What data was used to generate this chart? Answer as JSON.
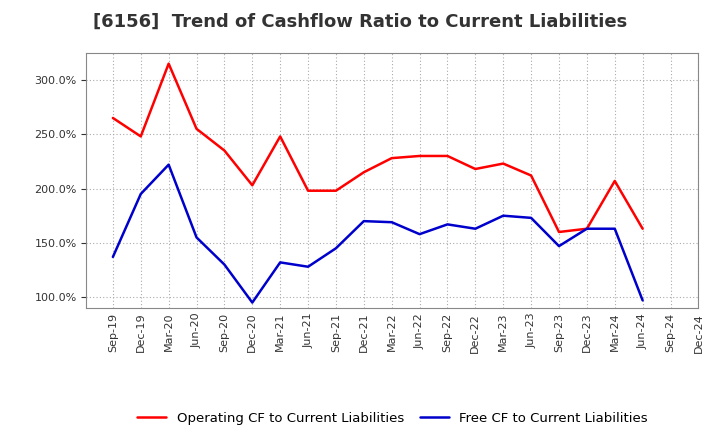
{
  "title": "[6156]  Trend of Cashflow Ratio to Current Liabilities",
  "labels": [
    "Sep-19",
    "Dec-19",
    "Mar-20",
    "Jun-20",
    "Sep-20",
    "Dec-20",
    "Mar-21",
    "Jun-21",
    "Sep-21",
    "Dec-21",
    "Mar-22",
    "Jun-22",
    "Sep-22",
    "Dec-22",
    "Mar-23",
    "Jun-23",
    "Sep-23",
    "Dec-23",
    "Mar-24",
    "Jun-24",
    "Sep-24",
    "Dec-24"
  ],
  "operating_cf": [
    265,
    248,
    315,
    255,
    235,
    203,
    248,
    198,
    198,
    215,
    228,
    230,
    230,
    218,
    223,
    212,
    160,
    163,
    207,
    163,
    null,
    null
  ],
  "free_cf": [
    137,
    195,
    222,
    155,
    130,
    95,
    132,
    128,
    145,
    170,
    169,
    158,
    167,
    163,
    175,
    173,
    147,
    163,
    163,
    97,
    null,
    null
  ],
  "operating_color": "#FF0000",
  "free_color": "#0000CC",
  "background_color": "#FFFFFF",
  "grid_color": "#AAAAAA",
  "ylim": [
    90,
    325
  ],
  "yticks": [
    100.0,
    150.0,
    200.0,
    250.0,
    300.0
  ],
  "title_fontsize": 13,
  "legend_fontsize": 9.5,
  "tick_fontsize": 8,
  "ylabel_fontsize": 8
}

==

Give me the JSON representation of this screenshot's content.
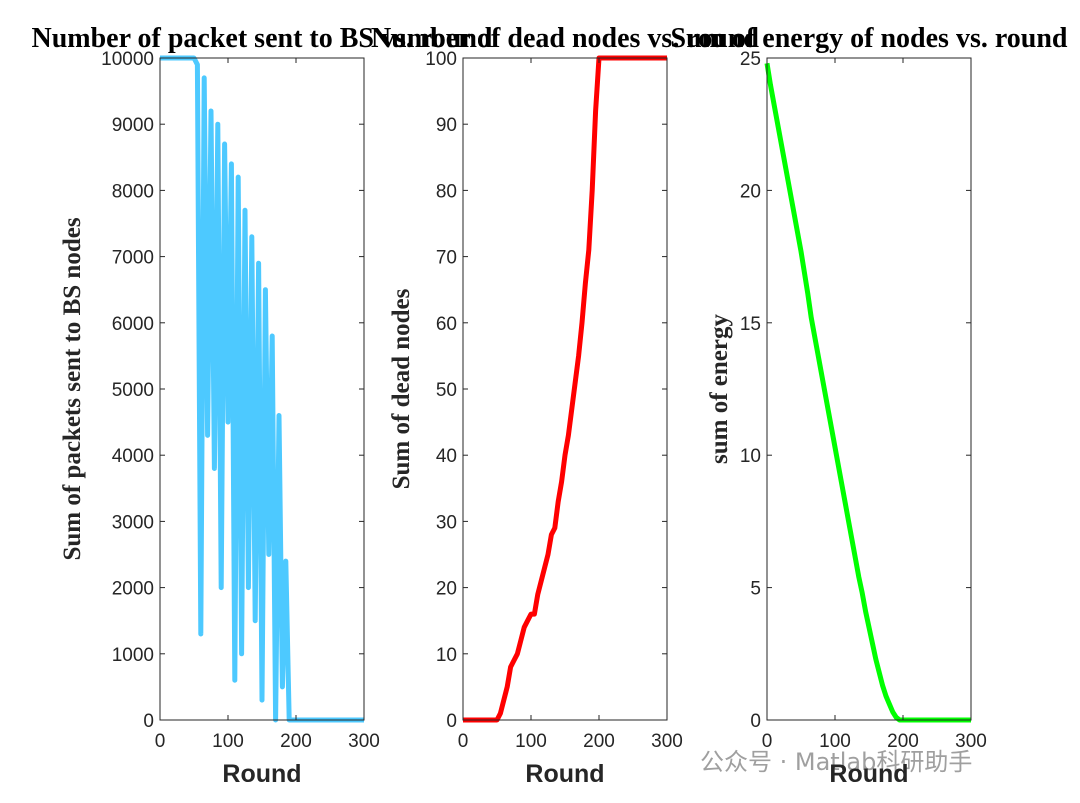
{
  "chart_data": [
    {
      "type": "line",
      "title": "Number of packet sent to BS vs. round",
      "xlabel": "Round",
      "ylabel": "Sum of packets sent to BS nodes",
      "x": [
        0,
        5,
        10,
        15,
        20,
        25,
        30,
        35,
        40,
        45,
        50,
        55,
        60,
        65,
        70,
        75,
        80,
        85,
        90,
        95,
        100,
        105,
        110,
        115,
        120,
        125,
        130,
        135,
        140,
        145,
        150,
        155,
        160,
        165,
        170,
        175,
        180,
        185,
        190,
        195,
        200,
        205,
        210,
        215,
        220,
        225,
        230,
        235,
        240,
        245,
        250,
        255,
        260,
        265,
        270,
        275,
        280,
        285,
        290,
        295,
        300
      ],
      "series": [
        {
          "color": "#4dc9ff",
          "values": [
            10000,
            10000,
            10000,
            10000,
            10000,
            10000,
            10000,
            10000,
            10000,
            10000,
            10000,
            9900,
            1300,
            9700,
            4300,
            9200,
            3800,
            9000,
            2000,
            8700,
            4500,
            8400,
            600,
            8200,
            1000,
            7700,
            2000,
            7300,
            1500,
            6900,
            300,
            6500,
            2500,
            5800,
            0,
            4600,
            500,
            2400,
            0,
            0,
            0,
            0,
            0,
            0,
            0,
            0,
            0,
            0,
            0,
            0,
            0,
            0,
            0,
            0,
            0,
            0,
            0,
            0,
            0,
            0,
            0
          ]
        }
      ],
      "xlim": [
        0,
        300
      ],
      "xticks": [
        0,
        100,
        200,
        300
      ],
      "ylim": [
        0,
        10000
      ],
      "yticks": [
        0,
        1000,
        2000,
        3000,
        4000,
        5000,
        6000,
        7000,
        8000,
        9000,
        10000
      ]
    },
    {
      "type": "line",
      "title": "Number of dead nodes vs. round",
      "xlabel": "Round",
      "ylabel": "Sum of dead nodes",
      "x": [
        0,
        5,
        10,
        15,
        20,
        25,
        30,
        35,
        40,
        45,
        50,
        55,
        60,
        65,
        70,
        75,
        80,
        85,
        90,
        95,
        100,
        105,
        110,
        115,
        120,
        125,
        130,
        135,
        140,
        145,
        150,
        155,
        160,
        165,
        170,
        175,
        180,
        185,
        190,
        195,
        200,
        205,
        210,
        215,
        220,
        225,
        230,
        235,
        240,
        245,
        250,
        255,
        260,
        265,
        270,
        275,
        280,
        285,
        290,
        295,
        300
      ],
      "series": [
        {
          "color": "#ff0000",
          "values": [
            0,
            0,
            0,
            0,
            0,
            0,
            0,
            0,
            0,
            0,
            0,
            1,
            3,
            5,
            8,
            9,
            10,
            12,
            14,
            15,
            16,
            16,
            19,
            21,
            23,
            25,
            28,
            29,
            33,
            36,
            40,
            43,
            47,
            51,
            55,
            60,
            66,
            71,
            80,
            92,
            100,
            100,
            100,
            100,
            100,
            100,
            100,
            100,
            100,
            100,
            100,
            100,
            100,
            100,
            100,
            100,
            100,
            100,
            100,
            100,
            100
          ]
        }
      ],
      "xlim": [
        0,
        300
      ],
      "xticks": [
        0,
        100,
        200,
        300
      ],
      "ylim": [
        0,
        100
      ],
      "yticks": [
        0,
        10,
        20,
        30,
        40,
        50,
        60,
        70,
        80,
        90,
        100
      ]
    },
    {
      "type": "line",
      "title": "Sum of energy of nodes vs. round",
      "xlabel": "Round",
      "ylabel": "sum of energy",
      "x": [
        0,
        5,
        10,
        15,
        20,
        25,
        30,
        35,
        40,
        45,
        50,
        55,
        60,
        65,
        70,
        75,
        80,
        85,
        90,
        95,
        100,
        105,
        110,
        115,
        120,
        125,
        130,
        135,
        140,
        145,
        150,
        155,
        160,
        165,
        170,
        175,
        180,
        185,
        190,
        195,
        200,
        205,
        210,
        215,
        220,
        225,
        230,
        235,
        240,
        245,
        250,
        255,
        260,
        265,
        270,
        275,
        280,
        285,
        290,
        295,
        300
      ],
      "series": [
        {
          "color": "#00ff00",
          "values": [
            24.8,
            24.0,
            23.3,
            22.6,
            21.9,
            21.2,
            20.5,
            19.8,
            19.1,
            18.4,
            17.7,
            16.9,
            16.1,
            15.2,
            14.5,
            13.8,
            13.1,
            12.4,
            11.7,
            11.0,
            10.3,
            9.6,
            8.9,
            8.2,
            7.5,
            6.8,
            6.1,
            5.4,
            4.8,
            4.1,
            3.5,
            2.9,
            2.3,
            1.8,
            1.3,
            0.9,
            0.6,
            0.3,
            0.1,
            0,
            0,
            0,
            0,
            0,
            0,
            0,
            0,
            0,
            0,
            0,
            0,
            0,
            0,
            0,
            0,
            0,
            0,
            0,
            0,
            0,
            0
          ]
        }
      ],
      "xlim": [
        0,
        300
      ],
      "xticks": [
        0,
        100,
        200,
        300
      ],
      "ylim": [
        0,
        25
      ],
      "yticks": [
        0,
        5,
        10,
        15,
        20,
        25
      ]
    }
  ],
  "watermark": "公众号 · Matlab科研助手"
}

#### [Problem details]
Using the entries above, tally how many lines have the word "this" in them; write the number and nothing more.

#### [Answer]
2